* EXTRACTED ENTRIES:
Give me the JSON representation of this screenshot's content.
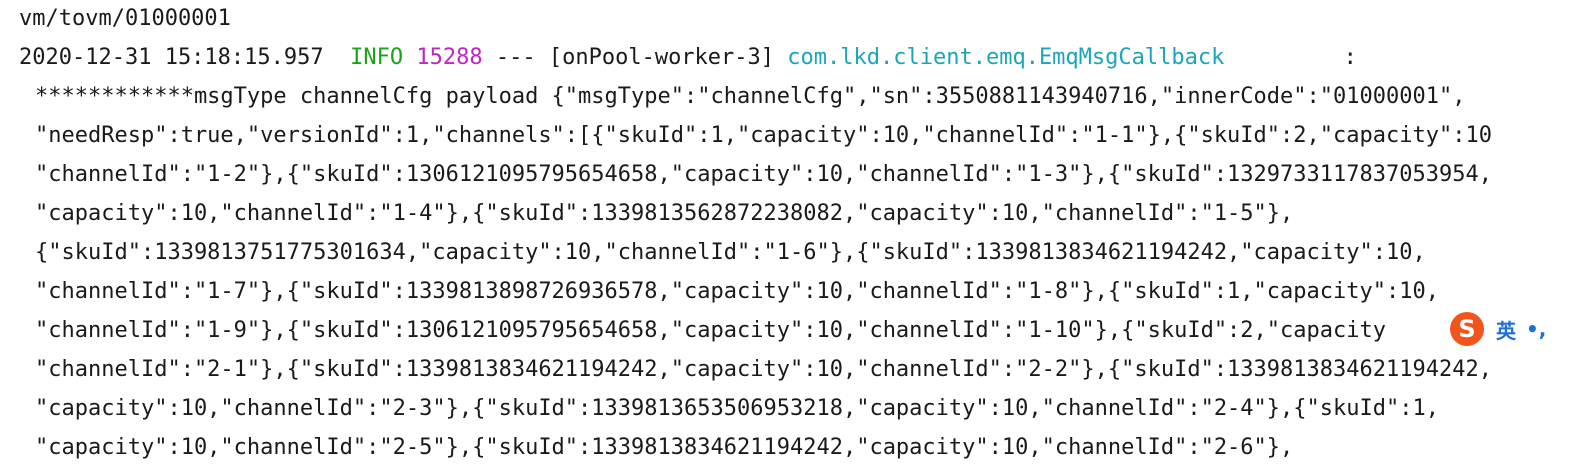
{
  "console": {
    "title_line": "vm/tovm/01000001",
    "log_header": {
      "timestamp": "2020-12-31 15:18:15.957",
      "level": "INFO",
      "pid": "15288",
      "separator": "---",
      "thread": "[onPool-worker-3]",
      "logger": "com.lkd.client.emq.EmqMsgCallback",
      "colon": ":"
    },
    "payload_lines": [
      "************msgType channelCfg payload {\"msgType\":\"channelCfg\",\"sn\":3550881143940716,\"innerCode\":\"01000001\",",
      "\"needResp\":true,\"versionId\":1,\"channels\":[{\"skuId\":1,\"capacity\":10,\"channelId\":\"1-1\"},{\"skuId\":2,\"capacity\":10",
      "\"channelId\":\"1-2\"},{\"skuId\":1306121095795654658,\"capacity\":10,\"channelId\":\"1-3\"},{\"skuId\":1329733117837053954,",
      "\"capacity\":10,\"channelId\":\"1-4\"},{\"skuId\":1339813562872238082,\"capacity\":10,\"channelId\":\"1-5\"},",
      "{\"skuId\":1339813751775301634,\"capacity\":10,\"channelId\":\"1-6\"},{\"skuId\":1339813834621194242,\"capacity\":10,",
      "\"channelId\":\"1-7\"},{\"skuId\":1339813898726936578,\"capacity\":10,\"channelId\":\"1-8\"},{\"skuId\":1,\"capacity\":10,",
      "\"channelId\":\"1-9\"},{\"skuId\":1306121095795654658,\"capacity\":10,\"channelId\":\"1-10\"},{\"skuId\":2,\"capacity",
      "\"channelId\":\"2-1\"},{\"skuId\":1339813834621194242,\"capacity\":10,\"channelId\":\"2-2\"},{\"skuId\":1339813834621194242,",
      "\"capacity\":10,\"channelId\":\"2-3\"},{\"skuId\":1339813653506953218,\"capacity\":10,\"channelId\":\"2-4\"},{\"skuId\":1,",
      "\"capacity\":10,\"channelId\":\"2-5\"},{\"skuId\":1339813834621194242,\"capacity\":10,\"channelId\":\"2-6\"},"
    ]
  },
  "ime_toolbar": {
    "logo_glyph": "S",
    "mode_label": "英",
    "punct_label": "•,",
    "brand_color": "#f2551b"
  },
  "colors": {
    "text": "#1a1a1a",
    "info_level": "#18a318",
    "pid": "#c026c0",
    "logger": "#1aa6b7"
  }
}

* GIVEN INSTRUCTION:
Take the listing above and restate it word for word, without its pictures.

* TASK ANSWER:
Give me the JSON representation of this screenshot's content.
{
  "console": {
    "title_line": "vm/tovm/01000001",
    "log_header": {
      "timestamp": "2020-12-31 15:18:15.957",
      "level": "INFO",
      "pid": "15288",
      "separator": "---",
      "thread": "[onPool-worker-3]",
      "logger": "com.lkd.client.emq.EmqMsgCallback",
      "colon": ":"
    },
    "payload_lines": [
      "************msgType channelCfg payload {\"msgType\":\"channelCfg\",\"sn\":3550881143940716,\"innerCode\":\"01000001\",",
      "\"needResp\":true,\"versionId\":1,\"channels\":[{\"skuId\":1,\"capacity\":10,\"channelId\":\"1-1\"},{\"skuId\":2,\"capacity\":10",
      "\"channelId\":\"1-2\"},{\"skuId\":1306121095795654658,\"capacity\":10,\"channelId\":\"1-3\"},{\"skuId\":1329733117837053954,",
      "\"capacity\":10,\"channelId\":\"1-4\"},{\"skuId\":1339813562872238082,\"capacity\":10,\"channelId\":\"1-5\"},",
      "{\"skuId\":1339813751775301634,\"capacity\":10,\"channelId\":\"1-6\"},{\"skuId\":1339813834621194242,\"capacity\":10,",
      "\"channelId\":\"1-7\"},{\"skuId\":1339813898726936578,\"capacity\":10,\"channelId\":\"1-8\"},{\"skuId\":1,\"capacity\":10,",
      "\"channelId\":\"1-9\"},{\"skuId\":1306121095795654658,\"capacity\":10,\"channelId\":\"1-10\"},{\"skuId\":2,\"capacity",
      "\"channelId\":\"2-1\"},{\"skuId\":1339813834621194242,\"capacity\":10,\"channelId\":\"2-2\"},{\"skuId\":1339813834621194242,",
      "\"capacity\":10,\"channelId\":\"2-3\"},{\"skuId\":1339813653506953218,\"capacity\":10,\"channelId\":\"2-4\"},{\"skuId\":1,",
      "\"capacity\":10,\"channelId\":\"2-5\"},{\"skuId\":1339813834621194242,\"capacity\":10,\"channelId\":\"2-6\"},"
    ]
  },
  "ime_toolbar": {
    "logo_glyph": "S",
    "mode_label": "英",
    "punct_label": "•,",
    "brand_color": "#f2551b"
  },
  "colors": {
    "text": "#1a1a1a",
    "info_level": "#18a318",
    "pid": "#c026c0",
    "logger": "#1aa6b7"
  }
}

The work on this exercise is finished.